◆ THE TASK ◆
Whenever a line below holds the word "января", copy that line.

◆ ITEMS ◆
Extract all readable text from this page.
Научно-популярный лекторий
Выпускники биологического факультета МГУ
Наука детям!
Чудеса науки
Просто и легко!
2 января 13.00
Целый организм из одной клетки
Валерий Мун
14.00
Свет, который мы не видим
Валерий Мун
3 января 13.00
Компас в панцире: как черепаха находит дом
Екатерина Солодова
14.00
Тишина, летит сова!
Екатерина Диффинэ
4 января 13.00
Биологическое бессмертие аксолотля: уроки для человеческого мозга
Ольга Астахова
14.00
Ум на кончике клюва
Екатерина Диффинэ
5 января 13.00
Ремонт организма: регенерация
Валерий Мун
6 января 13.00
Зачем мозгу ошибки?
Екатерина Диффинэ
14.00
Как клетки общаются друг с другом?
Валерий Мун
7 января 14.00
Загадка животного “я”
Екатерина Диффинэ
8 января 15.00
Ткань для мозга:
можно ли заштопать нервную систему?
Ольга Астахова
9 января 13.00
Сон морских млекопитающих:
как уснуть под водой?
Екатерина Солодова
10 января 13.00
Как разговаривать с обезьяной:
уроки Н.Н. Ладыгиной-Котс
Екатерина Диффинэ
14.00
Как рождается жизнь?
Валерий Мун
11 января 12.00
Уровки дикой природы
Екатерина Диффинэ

◆ WRITTEN RESPONSE ◆
2 января 13.00
3 января 13.00
4 января 13.00
5 января 13.00
6 января 13.00
7 января 14.00
8 января 15.00
9 января 13.00
10 января 13.00
11 января 12.00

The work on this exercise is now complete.